TASK REQUIREMENTS: Take the data below and repeat it exactly.

MATERIAL FOR THE TASK:

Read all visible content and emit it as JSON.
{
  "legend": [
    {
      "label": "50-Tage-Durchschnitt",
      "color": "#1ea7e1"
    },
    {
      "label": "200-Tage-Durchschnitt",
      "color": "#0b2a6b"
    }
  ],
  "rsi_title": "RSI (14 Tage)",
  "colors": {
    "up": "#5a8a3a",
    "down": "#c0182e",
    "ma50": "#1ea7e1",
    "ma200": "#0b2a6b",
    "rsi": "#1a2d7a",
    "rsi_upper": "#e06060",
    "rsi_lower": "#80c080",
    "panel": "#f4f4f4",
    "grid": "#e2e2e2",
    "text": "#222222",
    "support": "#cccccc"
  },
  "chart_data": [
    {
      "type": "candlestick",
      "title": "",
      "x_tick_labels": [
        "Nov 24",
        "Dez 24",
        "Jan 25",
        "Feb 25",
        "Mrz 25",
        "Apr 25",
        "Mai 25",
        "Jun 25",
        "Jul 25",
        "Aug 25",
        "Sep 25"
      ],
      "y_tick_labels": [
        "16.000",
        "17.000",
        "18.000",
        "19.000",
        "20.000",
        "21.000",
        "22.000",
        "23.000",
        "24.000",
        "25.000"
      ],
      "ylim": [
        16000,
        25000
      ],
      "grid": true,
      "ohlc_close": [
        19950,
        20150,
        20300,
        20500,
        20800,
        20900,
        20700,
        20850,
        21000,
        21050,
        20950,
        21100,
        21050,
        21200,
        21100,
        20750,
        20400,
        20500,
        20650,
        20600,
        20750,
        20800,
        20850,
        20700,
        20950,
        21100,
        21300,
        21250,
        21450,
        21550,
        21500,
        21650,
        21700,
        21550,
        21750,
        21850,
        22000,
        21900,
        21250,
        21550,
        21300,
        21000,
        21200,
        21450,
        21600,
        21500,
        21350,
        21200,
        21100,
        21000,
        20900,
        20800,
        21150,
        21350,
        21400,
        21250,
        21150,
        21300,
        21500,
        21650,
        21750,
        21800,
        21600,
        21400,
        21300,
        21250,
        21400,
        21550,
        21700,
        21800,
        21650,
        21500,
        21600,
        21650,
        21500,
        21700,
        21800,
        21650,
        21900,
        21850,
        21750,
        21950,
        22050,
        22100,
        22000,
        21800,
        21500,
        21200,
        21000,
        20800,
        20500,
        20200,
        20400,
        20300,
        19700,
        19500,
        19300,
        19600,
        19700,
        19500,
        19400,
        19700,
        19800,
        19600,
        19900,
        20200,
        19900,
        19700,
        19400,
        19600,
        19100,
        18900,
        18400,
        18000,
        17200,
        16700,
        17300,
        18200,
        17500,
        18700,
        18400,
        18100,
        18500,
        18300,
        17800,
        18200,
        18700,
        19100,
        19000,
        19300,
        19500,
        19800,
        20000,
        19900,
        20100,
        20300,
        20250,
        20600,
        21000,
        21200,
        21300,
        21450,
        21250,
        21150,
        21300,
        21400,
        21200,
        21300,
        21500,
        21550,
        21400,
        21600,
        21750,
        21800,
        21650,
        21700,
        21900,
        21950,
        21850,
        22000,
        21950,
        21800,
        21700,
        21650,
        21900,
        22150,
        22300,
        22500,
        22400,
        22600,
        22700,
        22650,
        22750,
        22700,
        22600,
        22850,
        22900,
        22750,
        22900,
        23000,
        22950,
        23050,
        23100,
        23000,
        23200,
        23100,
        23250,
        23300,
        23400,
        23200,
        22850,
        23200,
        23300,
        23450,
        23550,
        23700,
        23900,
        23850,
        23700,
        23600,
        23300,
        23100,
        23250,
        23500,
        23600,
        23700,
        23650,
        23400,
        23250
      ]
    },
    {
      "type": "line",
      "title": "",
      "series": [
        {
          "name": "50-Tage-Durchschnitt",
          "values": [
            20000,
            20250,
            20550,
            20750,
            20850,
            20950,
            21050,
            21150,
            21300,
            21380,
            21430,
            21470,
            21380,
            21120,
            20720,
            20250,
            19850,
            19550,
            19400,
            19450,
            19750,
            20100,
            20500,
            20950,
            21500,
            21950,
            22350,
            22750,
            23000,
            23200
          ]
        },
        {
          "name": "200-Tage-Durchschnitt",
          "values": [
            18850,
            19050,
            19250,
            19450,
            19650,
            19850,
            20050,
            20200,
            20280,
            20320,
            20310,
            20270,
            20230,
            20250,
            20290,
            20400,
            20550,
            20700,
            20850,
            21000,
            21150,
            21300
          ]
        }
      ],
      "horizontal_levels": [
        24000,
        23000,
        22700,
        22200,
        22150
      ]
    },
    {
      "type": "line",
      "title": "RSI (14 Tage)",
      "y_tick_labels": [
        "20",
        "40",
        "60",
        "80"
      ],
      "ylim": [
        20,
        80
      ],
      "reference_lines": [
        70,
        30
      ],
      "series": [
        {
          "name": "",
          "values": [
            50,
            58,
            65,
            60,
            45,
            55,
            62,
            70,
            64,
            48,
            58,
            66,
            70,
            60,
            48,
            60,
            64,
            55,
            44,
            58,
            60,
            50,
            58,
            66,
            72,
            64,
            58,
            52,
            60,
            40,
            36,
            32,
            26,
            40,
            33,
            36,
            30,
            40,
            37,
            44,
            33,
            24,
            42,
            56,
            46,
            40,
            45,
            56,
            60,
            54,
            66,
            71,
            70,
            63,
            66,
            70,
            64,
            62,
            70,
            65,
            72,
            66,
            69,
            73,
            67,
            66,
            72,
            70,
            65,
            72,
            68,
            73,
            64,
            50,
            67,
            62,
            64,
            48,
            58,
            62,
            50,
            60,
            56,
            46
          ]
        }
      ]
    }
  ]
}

OUTPUT FOR THIS EXERCISE:
Read all visible content and emit it as JSON.
{
  "legend": [
    {
      "label": "50-Tage-Durchschnitt",
      "color": "#1ea7e1"
    },
    {
      "label": "200-Tage-Durchschnitt",
      "color": "#0b2a6b"
    }
  ],
  "rsi_title": "RSI (14 Tage)",
  "colors": {
    "up": "#5a8a3a",
    "down": "#c0182e",
    "ma50": "#1ea7e1",
    "ma200": "#0b2a6b",
    "rsi": "#1a2d7a",
    "rsi_upper": "#e06060",
    "rsi_lower": "#80c080",
    "panel": "#f4f4f4",
    "grid": "#e2e2e2",
    "text": "#222222",
    "support": "#cccccc"
  },
  "chart_data": [
    {
      "type": "candlestick",
      "title": "",
      "x_tick_labels": [
        "Nov 24",
        "Dez 24",
        "Jan 25",
        "Feb 25",
        "Mrz 25",
        "Apr 25",
        "Mai 25",
        "Jun 25",
        "Jul 25",
        "Aug 25",
        "Sep 25"
      ],
      "y_tick_labels": [
        "16.000",
        "17.000",
        "18.000",
        "19.000",
        "20.000",
        "21.000",
        "22.000",
        "23.000",
        "24.000",
        "25.000"
      ],
      "ylim": [
        16000,
        25000
      ],
      "grid": true,
      "ohlc_close": [
        19950,
        20150,
        20300,
        20500,
        20800,
        20900,
        20700,
        20850,
        21000,
        21050,
        20950,
        21100,
        21050,
        21200,
        21100,
        20750,
        20400,
        20500,
        20650,
        20600,
        20750,
        20800,
        20850,
        20700,
        20950,
        21100,
        21300,
        21250,
        21450,
        21550,
        21500,
        21650,
        21700,
        21550,
        21750,
        21850,
        22000,
        21900,
        21250,
        21550,
        21300,
        21000,
        21200,
        21450,
        21600,
        21500,
        21350,
        21200,
        21100,
        21000,
        20900,
        20800,
        21150,
        21350,
        21400,
        21250,
        21150,
        21300,
        21500,
        21650,
        21750,
        21800,
        21600,
        21400,
        21300,
        21250,
        21400,
        21550,
        21700,
        21800,
        21650,
        21500,
        21600,
        21650,
        21500,
        21700,
        21800,
        21650,
        21900,
        21850,
        21750,
        21950,
        22050,
        22100,
        22000,
        21800,
        21500,
        21200,
        21000,
        20800,
        20500,
        20200,
        20400,
        20300,
        19700,
        19500,
        19300,
        19600,
        19700,
        19500,
        19400,
        19700,
        19800,
        19600,
        19900,
        20200,
        19900,
        19700,
        19400,
        19600,
        19100,
        18900,
        18400,
        18000,
        17200,
        16700,
        17300,
        18200,
        17500,
        18700,
        18400,
        18100,
        18500,
        18300,
        17800,
        18200,
        18700,
        19100,
        19000,
        19300,
        19500,
        19800,
        20000,
        19900,
        20100,
        20300,
        20250,
        20600,
        21000,
        21200,
        21300,
        21450,
        21250,
        21150,
        21300,
        21400,
        21200,
        21300,
        21500,
        21550,
        21400,
        21600,
        21750,
        21800,
        21650,
        21700,
        21900,
        21950,
        21850,
        22000,
        21950,
        21800,
        21700,
        21650,
        21900,
        22150,
        22300,
        22500,
        22400,
        22600,
        22700,
        22650,
        22750,
        22700,
        22600,
        22850,
        22900,
        22750,
        22900,
        23000,
        22950,
        23050,
        23100,
        23000,
        23200,
        23100,
        23250,
        23300,
        23400,
        23200,
        22850,
        23200,
        23300,
        23450,
        23550,
        23700,
        23900,
        23850,
        23700,
        23600,
        23300,
        23100,
        23250,
        23500,
        23600,
        23700,
        23650,
        23400,
        23250
      ]
    },
    {
      "type": "line",
      "title": "",
      "series": [
        {
          "name": "50-Tage-Durchschnitt",
          "values": [
            20000,
            20250,
            20550,
            20750,
            20850,
            20950,
            21050,
            21150,
            21300,
            21380,
            21430,
            21470,
            21380,
            21120,
            20720,
            20250,
            19850,
            19550,
            19400,
            19450,
            19750,
            20100,
            20500,
            20950,
            21500,
            21950,
            22350,
            22750,
            23000,
            23200
          ]
        },
        {
          "name": "200-Tage-Durchschnitt",
          "values": [
            18850,
            19050,
            19250,
            19450,
            19650,
            19850,
            20050,
            20200,
            20280,
            20320,
            20310,
            20270,
            20230,
            20250,
            20290,
            20400,
            20550,
            20700,
            20850,
            21000,
            21150,
            21300
          ]
        }
      ],
      "horizontal_levels": [
        24000,
        23000,
        22700,
        22200,
        22150
      ]
    },
    {
      "type": "line",
      "title": "RSI (14 Tage)",
      "y_tick_labels": [
        "20",
        "40",
        "60",
        "80"
      ],
      "ylim": [
        20,
        80
      ],
      "reference_lines": [
        70,
        30
      ],
      "series": [
        {
          "name": "",
          "values": [
            50,
            58,
            65,
            60,
            45,
            55,
            62,
            70,
            64,
            48,
            58,
            66,
            70,
            60,
            48,
            60,
            64,
            55,
            44,
            58,
            60,
            50,
            58,
            66,
            72,
            64,
            58,
            52,
            60,
            40,
            36,
            32,
            26,
            40,
            33,
            36,
            30,
            40,
            37,
            44,
            33,
            24,
            42,
            56,
            46,
            40,
            45,
            56,
            60,
            54,
            66,
            71,
            70,
            63,
            66,
            70,
            64,
            62,
            70,
            65,
            72,
            66,
            69,
            73,
            67,
            66,
            72,
            70,
            65,
            72,
            68,
            73,
            64,
            50,
            67,
            62,
            64,
            48,
            58,
            62,
            50,
            60,
            56,
            46
          ]
        }
      ]
    }
  ]
}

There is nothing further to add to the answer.